══ Data for this task

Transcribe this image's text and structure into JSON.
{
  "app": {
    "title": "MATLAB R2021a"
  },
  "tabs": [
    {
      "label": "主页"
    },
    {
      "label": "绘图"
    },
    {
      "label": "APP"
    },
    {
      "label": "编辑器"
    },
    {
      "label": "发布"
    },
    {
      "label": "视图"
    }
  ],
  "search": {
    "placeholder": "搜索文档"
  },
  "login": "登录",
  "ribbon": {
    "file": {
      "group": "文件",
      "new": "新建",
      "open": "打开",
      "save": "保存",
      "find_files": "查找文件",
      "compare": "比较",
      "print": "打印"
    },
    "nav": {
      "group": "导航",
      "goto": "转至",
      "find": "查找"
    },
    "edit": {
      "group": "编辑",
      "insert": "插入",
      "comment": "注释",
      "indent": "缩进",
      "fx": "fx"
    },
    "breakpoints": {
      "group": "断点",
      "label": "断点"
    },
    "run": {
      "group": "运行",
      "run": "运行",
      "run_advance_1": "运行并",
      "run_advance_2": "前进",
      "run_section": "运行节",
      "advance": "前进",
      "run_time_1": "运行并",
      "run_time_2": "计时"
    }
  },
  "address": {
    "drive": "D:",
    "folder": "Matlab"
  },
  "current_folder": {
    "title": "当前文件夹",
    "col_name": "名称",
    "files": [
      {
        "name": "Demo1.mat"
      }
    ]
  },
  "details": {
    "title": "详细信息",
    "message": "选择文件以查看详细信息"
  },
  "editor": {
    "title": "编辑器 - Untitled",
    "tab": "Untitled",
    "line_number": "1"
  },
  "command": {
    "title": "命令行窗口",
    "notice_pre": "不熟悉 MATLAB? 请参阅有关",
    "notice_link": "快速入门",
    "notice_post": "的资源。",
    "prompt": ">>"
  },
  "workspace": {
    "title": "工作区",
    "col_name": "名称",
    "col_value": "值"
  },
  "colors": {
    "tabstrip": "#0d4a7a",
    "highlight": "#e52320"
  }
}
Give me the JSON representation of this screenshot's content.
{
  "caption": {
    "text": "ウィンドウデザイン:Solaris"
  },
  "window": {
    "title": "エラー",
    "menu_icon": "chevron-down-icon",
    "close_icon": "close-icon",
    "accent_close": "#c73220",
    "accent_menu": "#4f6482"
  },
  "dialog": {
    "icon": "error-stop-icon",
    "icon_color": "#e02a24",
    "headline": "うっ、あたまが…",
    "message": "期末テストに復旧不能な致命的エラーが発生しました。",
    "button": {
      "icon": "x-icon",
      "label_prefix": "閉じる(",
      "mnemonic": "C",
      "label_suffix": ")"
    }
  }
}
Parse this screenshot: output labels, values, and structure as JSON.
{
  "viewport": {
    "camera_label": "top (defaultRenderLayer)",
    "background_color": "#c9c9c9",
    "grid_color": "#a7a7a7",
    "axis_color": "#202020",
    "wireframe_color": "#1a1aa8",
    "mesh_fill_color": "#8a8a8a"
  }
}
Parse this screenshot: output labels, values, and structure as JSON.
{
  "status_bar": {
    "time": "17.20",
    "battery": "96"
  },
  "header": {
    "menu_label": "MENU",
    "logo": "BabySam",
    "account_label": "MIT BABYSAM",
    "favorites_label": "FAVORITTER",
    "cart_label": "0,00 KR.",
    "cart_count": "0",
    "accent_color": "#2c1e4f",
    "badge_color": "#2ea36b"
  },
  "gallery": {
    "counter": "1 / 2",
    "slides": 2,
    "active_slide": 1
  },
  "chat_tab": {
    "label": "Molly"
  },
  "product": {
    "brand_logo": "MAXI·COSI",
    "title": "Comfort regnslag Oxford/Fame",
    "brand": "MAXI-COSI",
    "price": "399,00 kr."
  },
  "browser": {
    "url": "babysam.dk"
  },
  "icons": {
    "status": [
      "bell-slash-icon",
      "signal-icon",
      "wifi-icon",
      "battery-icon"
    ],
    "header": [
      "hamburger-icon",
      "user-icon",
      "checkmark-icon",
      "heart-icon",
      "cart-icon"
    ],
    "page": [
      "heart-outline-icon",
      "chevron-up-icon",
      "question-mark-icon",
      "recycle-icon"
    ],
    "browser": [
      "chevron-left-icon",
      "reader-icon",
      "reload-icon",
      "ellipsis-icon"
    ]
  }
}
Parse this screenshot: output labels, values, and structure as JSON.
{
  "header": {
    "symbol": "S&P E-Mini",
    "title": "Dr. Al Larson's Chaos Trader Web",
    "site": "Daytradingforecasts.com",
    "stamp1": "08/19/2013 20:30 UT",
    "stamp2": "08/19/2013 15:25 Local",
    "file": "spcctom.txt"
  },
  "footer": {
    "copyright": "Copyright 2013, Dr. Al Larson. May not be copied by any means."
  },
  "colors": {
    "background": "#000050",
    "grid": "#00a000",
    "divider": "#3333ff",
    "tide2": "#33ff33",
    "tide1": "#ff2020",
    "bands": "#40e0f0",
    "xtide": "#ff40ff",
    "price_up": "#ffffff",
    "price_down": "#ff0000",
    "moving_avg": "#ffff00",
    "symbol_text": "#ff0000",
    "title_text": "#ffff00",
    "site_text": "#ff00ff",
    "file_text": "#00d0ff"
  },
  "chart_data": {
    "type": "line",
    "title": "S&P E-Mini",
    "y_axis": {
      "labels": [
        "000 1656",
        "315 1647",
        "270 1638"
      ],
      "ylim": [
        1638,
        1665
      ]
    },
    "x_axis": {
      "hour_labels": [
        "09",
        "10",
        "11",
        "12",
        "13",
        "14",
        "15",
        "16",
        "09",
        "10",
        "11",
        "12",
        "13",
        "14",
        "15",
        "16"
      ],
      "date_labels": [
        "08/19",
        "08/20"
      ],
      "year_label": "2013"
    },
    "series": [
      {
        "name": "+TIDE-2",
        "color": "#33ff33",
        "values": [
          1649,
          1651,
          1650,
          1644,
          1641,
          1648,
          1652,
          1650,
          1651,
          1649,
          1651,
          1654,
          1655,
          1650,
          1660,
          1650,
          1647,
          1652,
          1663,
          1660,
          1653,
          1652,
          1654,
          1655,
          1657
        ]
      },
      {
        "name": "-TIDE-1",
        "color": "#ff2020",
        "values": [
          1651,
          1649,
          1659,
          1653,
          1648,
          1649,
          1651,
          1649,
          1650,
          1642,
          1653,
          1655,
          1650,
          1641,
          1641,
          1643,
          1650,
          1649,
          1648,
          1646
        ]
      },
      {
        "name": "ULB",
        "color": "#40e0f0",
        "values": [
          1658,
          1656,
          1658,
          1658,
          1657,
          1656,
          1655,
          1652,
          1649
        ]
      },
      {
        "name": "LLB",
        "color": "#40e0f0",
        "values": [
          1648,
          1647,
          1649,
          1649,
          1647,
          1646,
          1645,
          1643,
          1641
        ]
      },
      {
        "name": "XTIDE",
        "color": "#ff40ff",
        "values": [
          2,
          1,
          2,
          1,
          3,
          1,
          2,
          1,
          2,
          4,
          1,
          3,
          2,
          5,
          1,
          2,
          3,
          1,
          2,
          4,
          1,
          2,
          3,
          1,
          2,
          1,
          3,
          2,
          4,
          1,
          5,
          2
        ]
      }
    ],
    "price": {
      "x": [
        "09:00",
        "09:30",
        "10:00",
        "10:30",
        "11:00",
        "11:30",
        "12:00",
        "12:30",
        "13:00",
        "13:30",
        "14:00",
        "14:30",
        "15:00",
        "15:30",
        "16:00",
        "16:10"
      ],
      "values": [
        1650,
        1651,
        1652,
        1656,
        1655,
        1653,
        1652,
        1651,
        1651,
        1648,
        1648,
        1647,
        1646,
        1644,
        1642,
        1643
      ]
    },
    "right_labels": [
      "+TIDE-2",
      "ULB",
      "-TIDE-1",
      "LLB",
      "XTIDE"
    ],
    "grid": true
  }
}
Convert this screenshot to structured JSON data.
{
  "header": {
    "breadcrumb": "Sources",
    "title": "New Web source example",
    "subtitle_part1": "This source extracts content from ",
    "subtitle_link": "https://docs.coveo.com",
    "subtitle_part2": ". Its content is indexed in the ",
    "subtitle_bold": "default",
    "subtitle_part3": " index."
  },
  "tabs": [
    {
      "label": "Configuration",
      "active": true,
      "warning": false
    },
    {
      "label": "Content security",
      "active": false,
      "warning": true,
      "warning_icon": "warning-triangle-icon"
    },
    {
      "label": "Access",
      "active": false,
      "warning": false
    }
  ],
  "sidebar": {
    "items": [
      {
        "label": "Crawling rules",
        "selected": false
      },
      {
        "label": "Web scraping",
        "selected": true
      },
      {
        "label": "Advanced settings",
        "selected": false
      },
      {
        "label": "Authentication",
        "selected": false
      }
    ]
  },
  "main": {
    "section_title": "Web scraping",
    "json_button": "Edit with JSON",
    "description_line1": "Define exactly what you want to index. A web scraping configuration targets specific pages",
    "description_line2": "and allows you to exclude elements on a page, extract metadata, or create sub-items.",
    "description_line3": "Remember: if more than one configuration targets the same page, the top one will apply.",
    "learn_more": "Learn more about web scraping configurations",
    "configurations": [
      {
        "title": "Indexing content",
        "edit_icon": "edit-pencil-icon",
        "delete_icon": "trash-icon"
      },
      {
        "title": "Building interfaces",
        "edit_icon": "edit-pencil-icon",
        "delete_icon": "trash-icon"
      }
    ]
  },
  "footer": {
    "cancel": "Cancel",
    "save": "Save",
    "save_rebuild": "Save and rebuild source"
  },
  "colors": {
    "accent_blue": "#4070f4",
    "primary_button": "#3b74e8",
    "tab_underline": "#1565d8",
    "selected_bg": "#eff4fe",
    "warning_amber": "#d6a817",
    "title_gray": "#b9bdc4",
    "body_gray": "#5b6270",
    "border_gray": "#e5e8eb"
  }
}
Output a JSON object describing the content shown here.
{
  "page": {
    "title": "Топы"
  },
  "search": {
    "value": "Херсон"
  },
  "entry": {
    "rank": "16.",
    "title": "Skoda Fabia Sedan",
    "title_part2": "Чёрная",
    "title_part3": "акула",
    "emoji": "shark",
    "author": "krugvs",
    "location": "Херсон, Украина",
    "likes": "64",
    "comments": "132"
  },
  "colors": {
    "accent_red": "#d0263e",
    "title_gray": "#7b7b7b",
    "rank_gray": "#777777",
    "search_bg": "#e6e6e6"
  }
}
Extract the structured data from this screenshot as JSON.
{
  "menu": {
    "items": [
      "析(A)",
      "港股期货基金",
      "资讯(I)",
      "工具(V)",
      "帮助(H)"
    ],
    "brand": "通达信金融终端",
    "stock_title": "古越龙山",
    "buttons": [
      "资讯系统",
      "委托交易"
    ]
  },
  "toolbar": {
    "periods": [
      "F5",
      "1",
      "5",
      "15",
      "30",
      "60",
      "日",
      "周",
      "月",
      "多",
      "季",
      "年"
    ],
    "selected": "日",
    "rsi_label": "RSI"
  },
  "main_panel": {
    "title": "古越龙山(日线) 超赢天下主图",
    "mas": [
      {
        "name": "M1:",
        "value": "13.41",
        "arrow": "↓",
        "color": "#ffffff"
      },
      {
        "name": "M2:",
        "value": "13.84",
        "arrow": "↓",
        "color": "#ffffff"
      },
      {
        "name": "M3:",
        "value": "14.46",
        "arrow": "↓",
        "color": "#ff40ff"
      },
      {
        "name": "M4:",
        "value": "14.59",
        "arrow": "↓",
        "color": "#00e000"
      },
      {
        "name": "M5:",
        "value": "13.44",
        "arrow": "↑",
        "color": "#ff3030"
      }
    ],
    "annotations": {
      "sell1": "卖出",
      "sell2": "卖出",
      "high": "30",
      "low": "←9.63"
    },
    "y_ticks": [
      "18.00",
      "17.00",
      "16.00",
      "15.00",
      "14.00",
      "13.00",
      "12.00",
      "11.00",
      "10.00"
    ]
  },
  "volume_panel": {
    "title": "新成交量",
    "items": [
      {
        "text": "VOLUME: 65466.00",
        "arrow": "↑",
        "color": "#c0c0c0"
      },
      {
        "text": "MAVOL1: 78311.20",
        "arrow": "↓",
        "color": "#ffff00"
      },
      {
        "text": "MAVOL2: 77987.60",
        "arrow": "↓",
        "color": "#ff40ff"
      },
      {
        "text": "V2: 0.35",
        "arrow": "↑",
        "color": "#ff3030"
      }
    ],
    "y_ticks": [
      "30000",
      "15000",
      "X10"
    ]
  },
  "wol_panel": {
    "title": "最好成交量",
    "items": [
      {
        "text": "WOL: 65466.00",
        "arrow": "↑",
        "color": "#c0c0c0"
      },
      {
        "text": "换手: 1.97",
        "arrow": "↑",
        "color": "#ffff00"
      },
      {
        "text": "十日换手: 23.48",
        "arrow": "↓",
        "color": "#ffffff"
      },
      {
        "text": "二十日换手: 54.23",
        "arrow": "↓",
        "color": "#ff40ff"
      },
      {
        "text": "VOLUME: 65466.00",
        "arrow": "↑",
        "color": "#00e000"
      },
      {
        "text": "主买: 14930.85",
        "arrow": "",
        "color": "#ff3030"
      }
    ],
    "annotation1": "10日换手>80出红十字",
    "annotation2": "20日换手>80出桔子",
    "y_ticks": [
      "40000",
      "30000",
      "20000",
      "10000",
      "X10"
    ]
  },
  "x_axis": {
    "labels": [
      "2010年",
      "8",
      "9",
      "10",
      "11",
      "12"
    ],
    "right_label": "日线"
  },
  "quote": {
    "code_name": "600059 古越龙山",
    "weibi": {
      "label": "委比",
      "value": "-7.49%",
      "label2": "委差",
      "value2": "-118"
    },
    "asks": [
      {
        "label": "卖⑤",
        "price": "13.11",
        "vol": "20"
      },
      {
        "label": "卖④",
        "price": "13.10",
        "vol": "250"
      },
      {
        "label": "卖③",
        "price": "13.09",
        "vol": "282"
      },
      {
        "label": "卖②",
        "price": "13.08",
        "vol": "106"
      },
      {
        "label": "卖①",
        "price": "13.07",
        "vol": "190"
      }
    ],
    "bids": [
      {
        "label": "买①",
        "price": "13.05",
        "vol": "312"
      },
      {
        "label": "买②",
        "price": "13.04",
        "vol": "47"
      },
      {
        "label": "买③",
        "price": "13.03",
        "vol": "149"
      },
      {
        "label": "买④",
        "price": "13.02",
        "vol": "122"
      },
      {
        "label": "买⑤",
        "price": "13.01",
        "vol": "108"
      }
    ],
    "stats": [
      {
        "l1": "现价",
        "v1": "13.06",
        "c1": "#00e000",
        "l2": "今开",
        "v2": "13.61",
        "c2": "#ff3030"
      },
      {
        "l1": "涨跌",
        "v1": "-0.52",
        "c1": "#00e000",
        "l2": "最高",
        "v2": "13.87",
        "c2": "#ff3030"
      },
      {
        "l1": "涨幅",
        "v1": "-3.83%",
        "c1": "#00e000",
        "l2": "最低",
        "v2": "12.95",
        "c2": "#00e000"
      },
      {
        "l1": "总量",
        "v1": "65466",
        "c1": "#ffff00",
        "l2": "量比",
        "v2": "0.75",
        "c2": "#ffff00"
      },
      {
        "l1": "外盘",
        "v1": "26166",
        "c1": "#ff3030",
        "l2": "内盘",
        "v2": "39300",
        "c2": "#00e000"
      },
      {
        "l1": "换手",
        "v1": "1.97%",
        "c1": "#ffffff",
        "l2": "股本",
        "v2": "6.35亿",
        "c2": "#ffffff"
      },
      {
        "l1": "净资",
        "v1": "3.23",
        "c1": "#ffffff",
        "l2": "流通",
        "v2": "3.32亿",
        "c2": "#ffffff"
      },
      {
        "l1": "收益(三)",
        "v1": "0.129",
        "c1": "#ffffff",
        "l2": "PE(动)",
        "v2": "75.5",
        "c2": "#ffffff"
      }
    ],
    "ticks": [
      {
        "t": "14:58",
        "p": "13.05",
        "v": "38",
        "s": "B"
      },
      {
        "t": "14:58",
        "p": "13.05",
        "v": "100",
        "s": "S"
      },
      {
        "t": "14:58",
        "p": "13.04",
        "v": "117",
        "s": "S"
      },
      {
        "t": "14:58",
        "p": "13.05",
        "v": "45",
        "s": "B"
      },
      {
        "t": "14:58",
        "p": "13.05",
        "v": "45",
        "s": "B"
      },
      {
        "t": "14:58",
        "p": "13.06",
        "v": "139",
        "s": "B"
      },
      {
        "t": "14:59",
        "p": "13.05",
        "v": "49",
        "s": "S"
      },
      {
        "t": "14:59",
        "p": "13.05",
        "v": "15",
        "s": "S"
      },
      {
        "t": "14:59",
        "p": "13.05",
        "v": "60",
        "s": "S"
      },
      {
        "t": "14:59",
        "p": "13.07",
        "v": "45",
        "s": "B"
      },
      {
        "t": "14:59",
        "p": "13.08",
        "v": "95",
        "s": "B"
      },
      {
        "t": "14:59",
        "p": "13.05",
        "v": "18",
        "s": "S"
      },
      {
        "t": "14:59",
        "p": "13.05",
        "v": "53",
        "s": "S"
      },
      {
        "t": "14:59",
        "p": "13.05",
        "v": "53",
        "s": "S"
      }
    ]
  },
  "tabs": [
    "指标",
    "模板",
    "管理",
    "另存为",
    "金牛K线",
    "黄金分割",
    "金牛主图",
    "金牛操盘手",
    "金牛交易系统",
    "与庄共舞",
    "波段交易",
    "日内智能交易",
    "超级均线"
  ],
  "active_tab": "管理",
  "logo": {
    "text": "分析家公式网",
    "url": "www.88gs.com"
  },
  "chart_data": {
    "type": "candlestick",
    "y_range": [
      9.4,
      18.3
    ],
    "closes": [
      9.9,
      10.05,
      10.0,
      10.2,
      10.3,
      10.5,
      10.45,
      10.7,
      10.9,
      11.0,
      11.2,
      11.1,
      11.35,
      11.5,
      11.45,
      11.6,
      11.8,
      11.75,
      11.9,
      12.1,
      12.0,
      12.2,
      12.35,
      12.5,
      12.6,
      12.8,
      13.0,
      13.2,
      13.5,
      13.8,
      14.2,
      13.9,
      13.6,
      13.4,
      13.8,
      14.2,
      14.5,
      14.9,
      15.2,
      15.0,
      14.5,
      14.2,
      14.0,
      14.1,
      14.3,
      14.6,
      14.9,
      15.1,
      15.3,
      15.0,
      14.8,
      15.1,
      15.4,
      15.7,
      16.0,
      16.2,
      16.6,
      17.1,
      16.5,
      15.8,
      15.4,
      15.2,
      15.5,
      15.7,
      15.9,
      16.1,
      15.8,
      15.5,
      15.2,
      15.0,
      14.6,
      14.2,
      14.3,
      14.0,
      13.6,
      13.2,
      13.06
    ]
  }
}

════

Short exercise ::
Locate the lines above that contain "true" and copy them.

Final result ::
    "grid": true
      "active": true,
      "warning": true,
        "selected": true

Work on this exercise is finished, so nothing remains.